* What you are asked to do: Write out all of the data without omission, exactly as shown.

* Extracted information:
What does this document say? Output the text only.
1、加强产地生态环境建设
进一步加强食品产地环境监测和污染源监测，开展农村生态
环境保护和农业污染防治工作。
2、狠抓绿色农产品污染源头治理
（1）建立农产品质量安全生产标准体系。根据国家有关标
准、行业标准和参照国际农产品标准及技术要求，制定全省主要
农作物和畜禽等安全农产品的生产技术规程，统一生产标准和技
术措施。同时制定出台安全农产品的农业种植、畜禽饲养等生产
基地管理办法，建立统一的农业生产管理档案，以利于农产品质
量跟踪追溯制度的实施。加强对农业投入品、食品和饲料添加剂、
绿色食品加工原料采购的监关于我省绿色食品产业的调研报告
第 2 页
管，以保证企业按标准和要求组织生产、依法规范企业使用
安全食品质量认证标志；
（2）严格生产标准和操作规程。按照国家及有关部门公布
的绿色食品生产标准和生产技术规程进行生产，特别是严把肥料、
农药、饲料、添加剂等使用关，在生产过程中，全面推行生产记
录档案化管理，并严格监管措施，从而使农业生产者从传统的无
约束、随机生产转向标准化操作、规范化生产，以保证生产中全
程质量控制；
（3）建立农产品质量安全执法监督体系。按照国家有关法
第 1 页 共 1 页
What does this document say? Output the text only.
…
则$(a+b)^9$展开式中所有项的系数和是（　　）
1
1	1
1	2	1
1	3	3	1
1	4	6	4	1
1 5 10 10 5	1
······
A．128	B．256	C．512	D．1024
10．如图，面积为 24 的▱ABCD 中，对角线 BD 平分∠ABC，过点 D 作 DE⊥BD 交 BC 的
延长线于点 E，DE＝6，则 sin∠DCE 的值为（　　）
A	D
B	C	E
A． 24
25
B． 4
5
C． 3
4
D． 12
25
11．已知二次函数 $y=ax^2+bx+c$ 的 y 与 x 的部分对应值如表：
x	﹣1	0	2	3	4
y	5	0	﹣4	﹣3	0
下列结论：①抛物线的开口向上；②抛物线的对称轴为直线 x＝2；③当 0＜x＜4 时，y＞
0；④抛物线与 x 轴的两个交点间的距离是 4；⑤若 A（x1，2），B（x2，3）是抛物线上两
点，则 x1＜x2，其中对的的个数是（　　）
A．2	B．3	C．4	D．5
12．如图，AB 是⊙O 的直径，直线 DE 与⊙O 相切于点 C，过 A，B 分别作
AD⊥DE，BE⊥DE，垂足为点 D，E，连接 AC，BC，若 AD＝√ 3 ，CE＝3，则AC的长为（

* Completed exercise:
What does this document say? Output the text only.
1、加强产地生态环境建设
进一步加强食品产地环境监测和污染源监测，开展农村生态
环境保护和农业污染防治工作。
2、狠抓绿色农产品污染源头治理
（1）建立农产品质量安全生产标准体系。根据国家有关标
准、行业标准和参照国际农产品标准及技术要求，制定全省主要
农作物和畜禽等安全农产品的生产技术规程，统一生产标准和技
术措施。同时制定出台安全农产品的农业种植、畜禽饲养等生产
基地管理办法，建立统一的农业生产管理档案，以利于农产品质
量跟踪追溯制度的实施。加强对农业投入品、食品和饲料添加剂、
绿色食品加工原料采购的监关于我省绿色食品产业的调研报告
第 2 页
管，以保证企业按标准和要求组织生产、依法规范企业使用
安全食品质量认证标志；
（2）严格生产标准和操作规程。按照国家及有关部门公布
的绿色食品生产标准和生产技术规程进行生产，特别是严把肥料、
农药、饲料、添加剂等使用关，在生产过程中，全面推行生产记
录档案化管理，并严格监管措施，从而使农业生产者从传统的无
约束、随机生产转向标准化操作、规范化生产，以保证生产中全
程质量控制；
（3）建立农产品质量安全执法监督体系。按照国家有关法
第 1 页 共 1 页
What does this document say? Output the text only.
…
则$(a+b)^9$展开式中所有项的系数和是（　　）
1
1	1
1	2	1
1	3	3	1
1	4	6	4	1
1 5 10 10 5	1
······
A．128	B．256	C．512	D．1024
10．如图，面积为 24 的▱ABCD 中，对角线 BD 平分∠ABC，过点 D 作 DE⊥BD 交 BC 的
延长线于点 E，DE＝6，则 sin∠DCE 的值为（　　）
A	D
B	C	E
A． 24
25
B． 4
5
C． 3
4
D． 12
25
11．已知二次函数 $y=ax^2+bx+c$ 的 y 与 x 的部分对应值如表：
x	﹣1	0	2	3	4
y	5	0	﹣4	﹣3	0
下列结论：①抛物线的开口向上；②抛物线的对称轴为直线 x＝2；③当 0＜x＜4 时，y＞
0；④抛物线与 x 轴的两个交点间的距离是 4；⑤若 A（x1，2），B（x2，3）是抛物线上两
点，则 x1＜x2，其中对的的个数是（　　）
A．2	B．3	C．4	D．5
12．如图，AB 是⊙O 的直径，直线 DE 与⊙O 相切于点 C，过 A，B 分别作
AD⊥DE，BE⊥DE，垂足为点 D，E，连接 AC，BC，若 AD＝√ 3 ，CE＝3，则AC的长为（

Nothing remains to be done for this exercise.